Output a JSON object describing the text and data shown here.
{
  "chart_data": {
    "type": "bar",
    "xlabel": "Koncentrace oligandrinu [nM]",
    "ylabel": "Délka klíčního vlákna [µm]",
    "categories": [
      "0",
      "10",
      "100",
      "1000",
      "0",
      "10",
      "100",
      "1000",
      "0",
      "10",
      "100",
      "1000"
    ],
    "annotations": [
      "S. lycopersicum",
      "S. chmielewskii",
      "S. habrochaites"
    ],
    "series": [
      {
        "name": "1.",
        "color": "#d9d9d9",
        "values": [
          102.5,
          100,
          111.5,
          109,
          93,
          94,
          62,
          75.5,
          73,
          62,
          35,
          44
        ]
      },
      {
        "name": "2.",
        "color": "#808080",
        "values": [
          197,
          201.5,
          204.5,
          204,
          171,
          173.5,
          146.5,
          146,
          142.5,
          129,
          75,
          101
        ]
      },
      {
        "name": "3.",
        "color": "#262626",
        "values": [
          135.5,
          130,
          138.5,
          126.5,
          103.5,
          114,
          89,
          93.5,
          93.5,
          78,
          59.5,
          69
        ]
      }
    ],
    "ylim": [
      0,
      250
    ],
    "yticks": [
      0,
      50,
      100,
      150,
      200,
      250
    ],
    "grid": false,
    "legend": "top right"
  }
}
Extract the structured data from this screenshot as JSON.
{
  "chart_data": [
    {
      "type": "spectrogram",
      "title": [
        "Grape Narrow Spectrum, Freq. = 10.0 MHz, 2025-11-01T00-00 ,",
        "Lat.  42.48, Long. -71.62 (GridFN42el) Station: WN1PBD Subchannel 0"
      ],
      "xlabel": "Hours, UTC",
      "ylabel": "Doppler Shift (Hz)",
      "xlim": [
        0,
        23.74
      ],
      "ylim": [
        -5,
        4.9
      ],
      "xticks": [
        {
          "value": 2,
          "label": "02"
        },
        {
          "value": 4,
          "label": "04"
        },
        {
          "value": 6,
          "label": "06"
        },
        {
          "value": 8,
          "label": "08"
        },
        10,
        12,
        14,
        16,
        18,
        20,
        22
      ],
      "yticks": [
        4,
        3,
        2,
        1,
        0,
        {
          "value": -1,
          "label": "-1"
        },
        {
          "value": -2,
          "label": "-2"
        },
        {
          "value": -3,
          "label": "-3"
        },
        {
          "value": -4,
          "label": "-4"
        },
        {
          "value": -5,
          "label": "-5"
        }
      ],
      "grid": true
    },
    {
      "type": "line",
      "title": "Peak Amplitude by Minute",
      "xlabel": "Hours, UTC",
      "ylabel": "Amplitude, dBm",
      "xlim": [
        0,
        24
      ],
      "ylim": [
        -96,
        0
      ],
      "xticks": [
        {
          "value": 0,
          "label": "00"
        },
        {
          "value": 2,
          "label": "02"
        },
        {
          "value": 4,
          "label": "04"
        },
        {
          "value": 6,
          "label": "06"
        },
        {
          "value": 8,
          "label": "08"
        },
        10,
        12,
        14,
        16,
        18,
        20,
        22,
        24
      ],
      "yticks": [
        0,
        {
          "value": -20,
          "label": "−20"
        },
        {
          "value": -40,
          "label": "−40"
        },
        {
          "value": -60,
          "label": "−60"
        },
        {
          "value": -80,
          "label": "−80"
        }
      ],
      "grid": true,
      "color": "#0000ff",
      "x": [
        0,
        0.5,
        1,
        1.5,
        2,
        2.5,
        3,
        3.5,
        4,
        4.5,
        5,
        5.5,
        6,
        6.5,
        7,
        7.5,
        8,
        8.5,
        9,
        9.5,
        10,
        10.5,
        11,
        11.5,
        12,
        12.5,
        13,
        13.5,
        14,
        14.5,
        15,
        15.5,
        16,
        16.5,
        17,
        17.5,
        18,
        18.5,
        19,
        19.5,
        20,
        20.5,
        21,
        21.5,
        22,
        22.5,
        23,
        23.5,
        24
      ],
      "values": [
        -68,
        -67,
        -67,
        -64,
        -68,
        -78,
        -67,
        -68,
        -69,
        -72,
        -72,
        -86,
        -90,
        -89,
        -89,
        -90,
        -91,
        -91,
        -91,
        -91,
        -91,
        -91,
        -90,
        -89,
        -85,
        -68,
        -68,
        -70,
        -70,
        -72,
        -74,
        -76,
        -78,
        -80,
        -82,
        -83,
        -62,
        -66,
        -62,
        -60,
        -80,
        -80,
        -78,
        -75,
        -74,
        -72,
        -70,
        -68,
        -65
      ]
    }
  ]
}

• • •

> Task prompt
Write out every entry verbatim.

> The reply
Output a JSON object describing the text and data shown here.
{
  "chart_data": {
    "type": "bar",
    "xlabel": "Koncentrace oligandrinu [nM]",
    "ylabel": "Délka klíčního vlákna [µm]",
    "categories": [
      "0",
      "10",
      "100",
      "1000",
      "0",
      "10",
      "100",
      "1000",
      "0",
      "10",
      "100",
      "1000"
    ],
    "annotations": [
      "S. lycopersicum",
      "S. chmielewskii",
      "S. habrochaites"
    ],
    "series": [
      {
        "name": "1.",
        "color": "#d9d9d9",
        "values": [
          102.5,
          100,
          111.5,
          109,
          93,
          94,
          62,
          75.5,
          73,
          62,
          35,
          44
        ]
      },
      {
        "name": "2.",
        "color": "#808080",
        "values": [
          197,
          201.5,
          204.5,
          204,
          171,
          173.5,
          146.5,
          146,
          142.5,
          129,
          75,
          101
        ]
      },
      {
        "name": "3.",
        "color": "#262626",
        "values": [
          135.5,
          130,
          138.5,
          126.5,
          103.5,
          114,
          89,
          93.5,
          93.5,
          78,
          59.5,
          69
        ]
      }
    ],
    "ylim": [
      0,
      250
    ],
    "yticks": [
      0,
      50,
      100,
      150,
      200,
      250
    ],
    "grid": false,
    "legend": "top right"
  }
}
Extract the structured data from this screenshot as JSON.
{
  "chart_data": [
    {
      "type": "spectrogram",
      "title": [
        "Grape Narrow Spectrum, Freq. = 10.0 MHz, 2025-11-01T00-00 ,",
        "Lat.  42.48, Long. -71.62 (GridFN42el) Station: WN1PBD Subchannel 0"
      ],
      "xlabel": "Hours, UTC",
      "ylabel": "Doppler Shift (Hz)",
      "xlim": [
        0,
        23.74
      ],
      "ylim": [
        -5,
        4.9
      ],
      "xticks": [
        {
          "value": 2,
          "label": "02"
        },
        {
          "value": 4,
          "label": "04"
        },
        {
          "value": 6,
          "label": "06"
        },
        {
          "value": 8,
          "label": "08"
        },
        10,
        12,
        14,
        16,
        18,
        20,
        22
      ],
      "yticks": [
        4,
        3,
        2,
        1,
        0,
        {
          "value": -1,
          "label": "-1"
        },
        {
          "value": -2,
          "label": "-2"
        },
        {
          "value": -3,
          "label": "-3"
        },
        {
          "value": -4,
          "label": "-4"
        },
        {
          "value": -5,
          "label": "-5"
        }
      ],
      "grid": true
    },
    {
      "type": "line",
      "title": "Peak Amplitude by Minute",
      "xlabel": "Hours, UTC",
      "ylabel": "Amplitude, dBm",
      "xlim": [
        0,
        24
      ],
      "ylim": [
        -96,
        0
      ],
      "xticks": [
        {
          "value": 0,
          "label": "00"
        },
        {
          "value": 2,
          "label": "02"
        },
        {
          "value": 4,
          "label": "04"
        },
        {
          "value": 6,
          "label": "06"
        },
        {
          "value": 8,
          "label": "08"
        },
        10,
        12,
        14,
        16,
        18,
        20,
        22,
        24
      ],
      "yticks": [
        0,
        {
          "value": -20,
          "label": "−20"
        },
        {
          "value": -40,
          "label": "−40"
        },
        {
          "value": -60,
          "label": "−60"
        },
        {
          "value": -80,
          "label": "−80"
        }
      ],
      "grid": true,
      "color": "#0000ff",
      "x": [
        0,
        0.5,
        1,
        1.5,
        2,
        2.5,
        3,
        3.5,
        4,
        4.5,
        5,
        5.5,
        6,
        6.5,
        7,
        7.5,
        8,
        8.5,
        9,
        9.5,
        10,
        10.5,
        11,
        11.5,
        12,
        12.5,
        13,
        13.5,
        14,
        14.5,
        15,
        15.5,
        16,
        16.5,
        17,
        17.5,
        18,
        18.5,
        19,
        19.5,
        20,
        20.5,
        21,
        21.5,
        22,
        22.5,
        23,
        23.5,
        24
      ],
      "values": [
        -68,
        -67,
        -67,
        -64,
        -68,
        -78,
        -67,
        -68,
        -69,
        -72,
        -72,
        -86,
        -90,
        -89,
        -89,
        -90,
        -91,
        -91,
        -91,
        -91,
        -91,
        -91,
        -90,
        -89,
        -85,
        -68,
        -68,
        -70,
        -70,
        -72,
        -74,
        -76,
        -78,
        -80,
        -82,
        -83,
        -62,
        -66,
        -62,
        -60,
        -80,
        -80,
        -78,
        -75,
        -74,
        -72,
        -70,
        -68,
        -65
      ]
    }
  ]
}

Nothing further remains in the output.